INSTRUCTIONS TO FOLLOW:
Look through the data and write out every line with the word "информации" in it.
** START DATA RECORDS **
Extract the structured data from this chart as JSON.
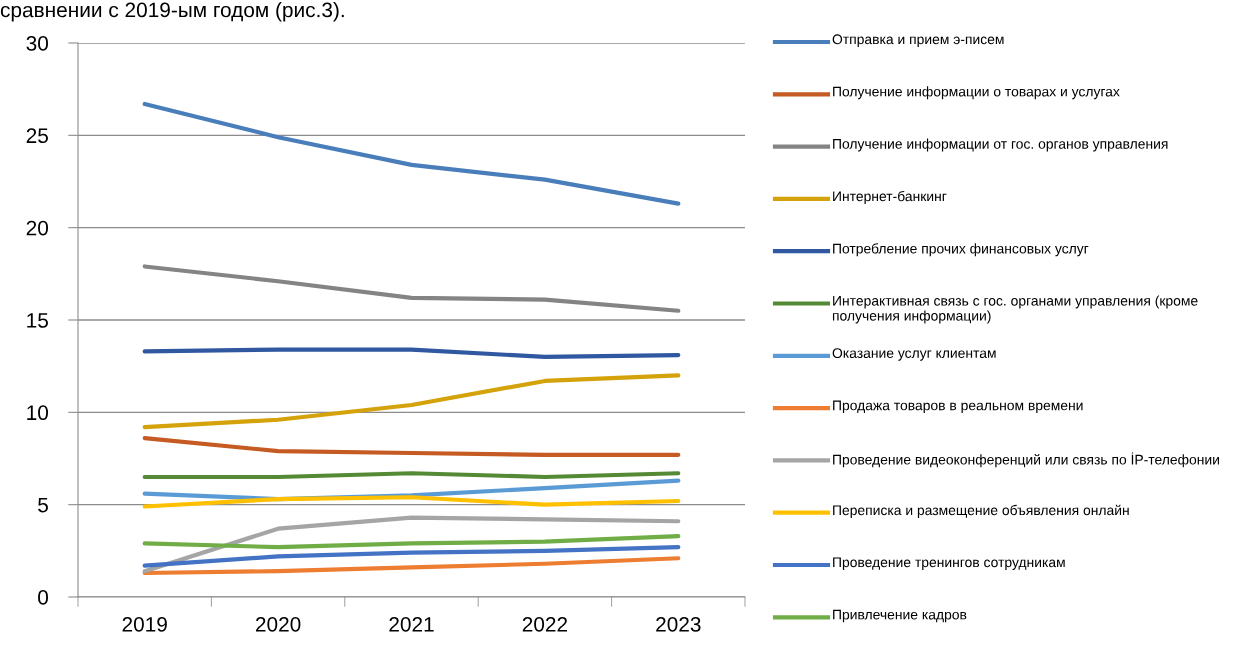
{
  "chart_data": {
    "type": "line",
    "categories": [
      "2019",
      "2020",
      "2021",
      "2022",
      "2023"
    ],
    "ylim": [
      0,
      30
    ],
    "yticks": [
      0,
      5,
      10,
      15,
      20,
      25,
      30
    ],
    "grid": "y",
    "legend": "right",
    "marker": "none",
    "line_style": "solid",
    "annotations": [
      "сравнении с 2019-ым годом (рис.3)."
    ],
    "series": [
      {
        "name": "Отправка и прием э-писем",
        "color": "#4a7ebb",
        "values": [
          26.7,
          24.9,
          23.4,
          22.6,
          21.3
        ]
      },
      {
        "name": "Получение информации о товарах и услугах",
        "color": "#c55a22",
        "values": [
          8.6,
          7.9,
          7.8,
          7.7,
          7.7
        ]
      },
      {
        "name": "Получение информации от гос. органов управления",
        "color": "#848484",
        "values": [
          17.9,
          17.1,
          16.2,
          16.1,
          15.5
        ]
      },
      {
        "name": "Интернет-банкинг",
        "color": "#d4a20a",
        "values": [
          9.2,
          9.6,
          10.4,
          11.7,
          12.0
        ]
      },
      {
        "name": "Потребление прочих финансовых услуг",
        "color": "#2f58a0",
        "values": [
          13.3,
          13.4,
          13.4,
          13.0,
          13.1
        ]
      },
      {
        "name": "Интерактивная связь с гос. органами управления (кроме получения информации)",
        "color": "#548a35",
        "values": [
          6.5,
          6.5,
          6.7,
          6.5,
          6.7
        ]
      },
      {
        "name": "Оказание услуг клиентам",
        "color": "#5b9bd5",
        "values": [
          5.6,
          5.3,
          5.5,
          5.9,
          6.3
        ]
      },
      {
        "name": "Продажа товаров в реальном времени",
        "color": "#ed7d31",
        "values": [
          1.3,
          1.4,
          1.6,
          1.8,
          2.1
        ]
      },
      {
        "name": "Проведение видеоконференций или связь по İP-телефонии",
        "color": "#a5a5a5",
        "values": [
          1.4,
          3.7,
          4.3,
          4.2,
          4.1
        ]
      },
      {
        "name": "Переписка и размещение объявления онлайн",
        "color": "#ffc000",
        "values": [
          4.9,
          5.3,
          5.4,
          5.0,
          5.2
        ]
      },
      {
        "name": "Проведение тренингов сотрудникам",
        "color": "#4472c4",
        "values": [
          1.7,
          2.2,
          2.4,
          2.5,
          2.7
        ]
      },
      {
        "name": "Привлечение кадров",
        "color": "#70ad47",
        "values": [
          2.9,
          2.7,
          2.9,
          3.0,
          3.3
        ]
      }
    ]
  }
}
** END DATA RECORDS **
SOLUTION FOR THIS PROBLEM:
        "name": "Получение информации о товарах и услугах",
        "name": "Получение информации от гос. органов управления",
        "name": "Интерактивная связь с гос. органами управления (кроме получения информации)",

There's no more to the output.